_DIRECTIONS FOR THIS TASK_:
Your task is to extract every entry that follows word for word while excluding the pictures.

_SUPPLIED ENTRIES_:
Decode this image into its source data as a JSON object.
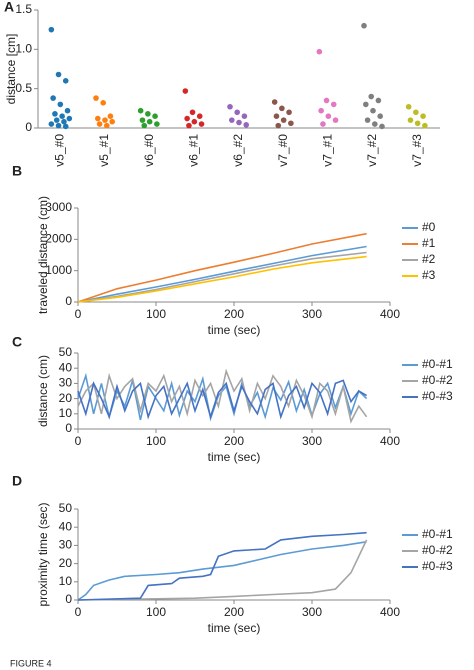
{
  "chart_data": [
    {
      "type": "strip",
      "panel": "A",
      "ylabel": "distance [cm]",
      "categories": [
        "v5_#0",
        "v5_#1",
        "v6_#0",
        "v6_#1",
        "v6_#2",
        "v7_#0",
        "v7_#1",
        "v7_#2",
        "v7_#3"
      ],
      "colors": [
        "#1f77b4",
        "#ff7f0e",
        "#2ca02c",
        "#d62728",
        "#9467bd",
        "#8c564b",
        "#e377c2",
        "#7f7f7f",
        "#bcbd22"
      ],
      "values": [
        [
          1.25,
          0.68,
          0.6,
          0.38,
          0.3,
          0.22,
          0.18,
          0.15,
          0.12,
          0.1,
          0.08,
          0.05,
          0.03,
          0.02
        ],
        [
          0.38,
          0.32,
          0.15,
          0.12,
          0.1,
          0.08,
          0.05,
          0.03
        ],
        [
          0.22,
          0.18,
          0.15,
          0.1,
          0.08,
          0.05,
          0.03
        ],
        [
          0.47,
          0.2,
          0.15,
          0.12,
          0.08,
          0.05,
          0.03
        ],
        [
          0.27,
          0.2,
          0.15,
          0.1,
          0.07,
          0.04
        ],
        [
          0.33,
          0.25,
          0.2,
          0.15,
          0.1,
          0.06,
          0.03
        ],
        [
          0.97,
          0.35,
          0.3,
          0.22,
          0.15,
          0.1,
          0.05
        ],
        [
          1.3,
          0.4,
          0.35,
          0.3,
          0.22,
          0.15,
          0.1,
          0.05,
          0.02
        ],
        [
          0.27,
          0.2,
          0.15,
          0.1,
          0.06,
          0.03
        ]
      ],
      "ylim": [
        0,
        1.5
      ],
      "yticks": [
        0,
        0.5,
        {
          "value": 1,
          "label": "1.0"
        },
        1.5
      ]
    },
    {
      "type": "line",
      "panel": "B",
      "ylabel": "traveled distance (cm)",
      "xlabel": "time (sec)",
      "x": [
        0,
        50,
        100,
        150,
        200,
        250,
        300,
        370
      ],
      "series": [
        {
          "name": "#0",
          "color": "#5b9bd5",
          "values": [
            0,
            250,
            480,
            720,
            980,
            1230,
            1480,
            1770
          ]
        },
        {
          "name": "#1",
          "color": "#ed7d31",
          "values": [
            0,
            420,
            700,
            1000,
            1270,
            1550,
            1850,
            2180
          ]
        },
        {
          "name": "#2",
          "color": "#a5a5a5",
          "values": [
            0,
            180,
            400,
            650,
            900,
            1150,
            1380,
            1580
          ]
        },
        {
          "name": "#3",
          "color": "#ffc000",
          "values": [
            0,
            150,
            350,
            580,
            800,
            1050,
            1250,
            1450
          ]
        }
      ],
      "xlim": [
        0,
        400
      ],
      "xticks": [
        0,
        100,
        200,
        300,
        400
      ],
      "ylim": [
        0,
        3000
      ],
      "yticks": [
        0,
        1000,
        2000,
        3000
      ]
    },
    {
      "type": "line",
      "panel": "C",
      "ylabel": "distance (cm)",
      "xlabel": "time (sec)",
      "x": [
        0,
        10,
        20,
        30,
        40,
        50,
        60,
        70,
        80,
        90,
        100,
        110,
        120,
        130,
        140,
        150,
        160,
        170,
        180,
        190,
        200,
        210,
        220,
        230,
        240,
        250,
        260,
        270,
        280,
        290,
        300,
        310,
        320,
        330,
        340,
        350,
        360,
        370
      ],
      "series": [
        {
          "name": "#0-#1",
          "color": "#5b9bd5",
          "values": [
            20,
            35,
            10,
            30,
            8,
            25,
            15,
            32,
            6,
            28,
            20,
            12,
            30,
            9,
            25,
            18,
            33,
            7,
            22,
            28,
            10,
            30,
            15,
            24,
            8,
            27,
            19,
            31,
            12,
            26,
            9,
            23,
            30,
            14,
            28,
            10,
            25,
            20
          ]
        },
        {
          "name": "#0-#2",
          "color": "#a5a5a5",
          "values": [
            15,
            25,
            30,
            10,
            35,
            20,
            28,
            33,
            12,
            30,
            25,
            35,
            18,
            28,
            10,
            32,
            22,
            30,
            15,
            38,
            25,
            33,
            12,
            30,
            20,
            35,
            28,
            15,
            32,
            22,
            8,
            30,
            25,
            10,
            28,
            5,
            15,
            8
          ]
        },
        {
          "name": "#0-#3",
          "color": "#4472c4",
          "values": [
            25,
            10,
            30,
            20,
            8,
            28,
            12,
            25,
            30,
            8,
            22,
            28,
            10,
            20,
            30,
            12,
            26,
            8,
            24,
            30,
            12,
            28,
            18,
            10,
            26,
            30,
            8,
            22,
            28,
            14,
            30,
            24,
            10,
            30,
            32,
            18,
            25,
            22
          ]
        }
      ],
      "xlim": [
        0,
        400
      ],
      "xticks": [
        0,
        100,
        200,
        300,
        400
      ],
      "ylim": [
        0,
        50
      ],
      "yticks": [
        0,
        10,
        20,
        30,
        40,
        50
      ]
    },
    {
      "type": "line",
      "panel": "D",
      "ylabel": "proximity time (sec)",
      "xlabel": "time (sec)",
      "series": [
        {
          "name": "#0-#1",
          "color": "#5b9bd5",
          "x": [
            0,
            10,
            20,
            40,
            60,
            100,
            130,
            160,
            200,
            230,
            260,
            300,
            340,
            370
          ],
          "values": [
            0,
            3,
            8,
            11,
            13,
            14,
            15,
            17,
            19,
            22,
            25,
            28,
            30,
            32
          ]
        },
        {
          "name": "#0-#2",
          "color": "#a5a5a5",
          "x": [
            0,
            150,
            200,
            250,
            300,
            330,
            350,
            370
          ],
          "values": [
            0,
            1,
            2,
            3,
            4,
            6,
            15,
            33
          ]
        },
        {
          "name": "#0-#3",
          "color": "#4472c4",
          "x": [
            0,
            80,
            90,
            120,
            130,
            160,
            170,
            180,
            200,
            240,
            260,
            300,
            340,
            370
          ],
          "values": [
            0,
            1,
            8,
            9,
            12,
            13,
            14,
            24,
            27,
            28,
            33,
            35,
            36,
            37
          ]
        }
      ],
      "xlim": [
        0,
        400
      ],
      "xticks": [
        0,
        100,
        200,
        300,
        400
      ],
      "ylim": [
        0,
        50
      ],
      "yticks": [
        0,
        10,
        20,
        30,
        40,
        50
      ]
    }
  ],
  "footer": "FIGURE 4"
}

_FULL OUTPUT_:
Decode this image into its source data as a JSON object.
{
  "chart_data": [
    {
      "type": "strip",
      "panel": "A",
      "ylabel": "distance [cm]",
      "categories": [
        "v5_#0",
        "v5_#1",
        "v6_#0",
        "v6_#1",
        "v6_#2",
        "v7_#0",
        "v7_#1",
        "v7_#2",
        "v7_#3"
      ],
      "colors": [
        "#1f77b4",
        "#ff7f0e",
        "#2ca02c",
        "#d62728",
        "#9467bd",
        "#8c564b",
        "#e377c2",
        "#7f7f7f",
        "#bcbd22"
      ],
      "values": [
        [
          1.25,
          0.68,
          0.6,
          0.38,
          0.3,
          0.22,
          0.18,
          0.15,
          0.12,
          0.1,
          0.08,
          0.05,
          0.03,
          0.02
        ],
        [
          0.38,
          0.32,
          0.15,
          0.12,
          0.1,
          0.08,
          0.05,
          0.03
        ],
        [
          0.22,
          0.18,
          0.15,
          0.1,
          0.08,
          0.05,
          0.03
        ],
        [
          0.47,
          0.2,
          0.15,
          0.12,
          0.08,
          0.05,
          0.03
        ],
        [
          0.27,
          0.2,
          0.15,
          0.1,
          0.07,
          0.04
        ],
        [
          0.33,
          0.25,
          0.2,
          0.15,
          0.1,
          0.06,
          0.03
        ],
        [
          0.97,
          0.35,
          0.3,
          0.22,
          0.15,
          0.1,
          0.05
        ],
        [
          1.3,
          0.4,
          0.35,
          0.3,
          0.22,
          0.15,
          0.1,
          0.05,
          0.02
        ],
        [
          0.27,
          0.2,
          0.15,
          0.1,
          0.06,
          0.03
        ]
      ],
      "ylim": [
        0,
        1.5
      ],
      "yticks": [
        0,
        0.5,
        {
          "value": 1,
          "label": "1.0"
        },
        1.5
      ]
    },
    {
      "type": "line",
      "panel": "B",
      "ylabel": "traveled distance (cm)",
      "xlabel": "time (sec)",
      "x": [
        0,
        50,
        100,
        150,
        200,
        250,
        300,
        370
      ],
      "series": [
        {
          "name": "#0",
          "color": "#5b9bd5",
          "values": [
            0,
            250,
            480,
            720,
            980,
            1230,
            1480,
            1770
          ]
        },
        {
          "name": "#1",
          "color": "#ed7d31",
          "values": [
            0,
            420,
            700,
            1000,
            1270,
            1550,
            1850,
            2180
          ]
        },
        {
          "name": "#2",
          "color": "#a5a5a5",
          "values": [
            0,
            180,
            400,
            650,
            900,
            1150,
            1380,
            1580
          ]
        },
        {
          "name": "#3",
          "color": "#ffc000",
          "values": [
            0,
            150,
            350,
            580,
            800,
            1050,
            1250,
            1450
          ]
        }
      ],
      "xlim": [
        0,
        400
      ],
      "xticks": [
        0,
        100,
        200,
        300,
        400
      ],
      "ylim": [
        0,
        3000
      ],
      "yticks": [
        0,
        1000,
        2000,
        3000
      ]
    },
    {
      "type": "line",
      "panel": "C",
      "ylabel": "distance (cm)",
      "xlabel": "time (sec)",
      "x": [
        0,
        10,
        20,
        30,
        40,
        50,
        60,
        70,
        80,
        90,
        100,
        110,
        120,
        130,
        140,
        150,
        160,
        170,
        180,
        190,
        200,
        210,
        220,
        230,
        240,
        250,
        260,
        270,
        280,
        290,
        300,
        310,
        320,
        330,
        340,
        350,
        360,
        370
      ],
      "series": [
        {
          "name": "#0-#1",
          "color": "#5b9bd5",
          "values": [
            20,
            35,
            10,
            30,
            8,
            25,
            15,
            32,
            6,
            28,
            20,
            12,
            30,
            9,
            25,
            18,
            33,
            7,
            22,
            28,
            10,
            30,
            15,
            24,
            8,
            27,
            19,
            31,
            12,
            26,
            9,
            23,
            30,
            14,
            28,
            10,
            25,
            20
          ]
        },
        {
          "name": "#0-#2",
          "color": "#a5a5a5",
          "values": [
            15,
            25,
            30,
            10,
            35,
            20,
            28,
            33,
            12,
            30,
            25,
            35,
            18,
            28,
            10,
            32,
            22,
            30,
            15,
            38,
            25,
            33,
            12,
            30,
            20,
            35,
            28,
            15,
            32,
            22,
            8,
            30,
            25,
            10,
            28,
            5,
            15,
            8
          ]
        },
        {
          "name": "#0-#3",
          "color": "#4472c4",
          "values": [
            25,
            10,
            30,
            20,
            8,
            28,
            12,
            25,
            30,
            8,
            22,
            28,
            10,
            20,
            30,
            12,
            26,
            8,
            24,
            30,
            12,
            28,
            18,
            10,
            26,
            30,
            8,
            22,
            28,
            14,
            30,
            24,
            10,
            30,
            32,
            18,
            25,
            22
          ]
        }
      ],
      "xlim": [
        0,
        400
      ],
      "xticks": [
        0,
        100,
        200,
        300,
        400
      ],
      "ylim": [
        0,
        50
      ],
      "yticks": [
        0,
        10,
        20,
        30,
        40,
        50
      ]
    },
    {
      "type": "line",
      "panel": "D",
      "ylabel": "proximity time (sec)",
      "xlabel": "time (sec)",
      "series": [
        {
          "name": "#0-#1",
          "color": "#5b9bd5",
          "x": [
            0,
            10,
            20,
            40,
            60,
            100,
            130,
            160,
            200,
            230,
            260,
            300,
            340,
            370
          ],
          "values": [
            0,
            3,
            8,
            11,
            13,
            14,
            15,
            17,
            19,
            22,
            25,
            28,
            30,
            32
          ]
        },
        {
          "name": "#0-#2",
          "color": "#a5a5a5",
          "x": [
            0,
            150,
            200,
            250,
            300,
            330,
            350,
            370
          ],
          "values": [
            0,
            1,
            2,
            3,
            4,
            6,
            15,
            33
          ]
        },
        {
          "name": "#0-#3",
          "color": "#4472c4",
          "x": [
            0,
            80,
            90,
            120,
            130,
            160,
            170,
            180,
            200,
            240,
            260,
            300,
            340,
            370
          ],
          "values": [
            0,
            1,
            8,
            9,
            12,
            13,
            14,
            24,
            27,
            28,
            33,
            35,
            36,
            37
          ]
        }
      ],
      "xlim": [
        0,
        400
      ],
      "xticks": [
        0,
        100,
        200,
        300,
        400
      ],
      "ylim": [
        0,
        50
      ],
      "yticks": [
        0,
        10,
        20,
        30,
        40,
        50
      ]
    }
  ],
  "footer": "FIGURE 4"
}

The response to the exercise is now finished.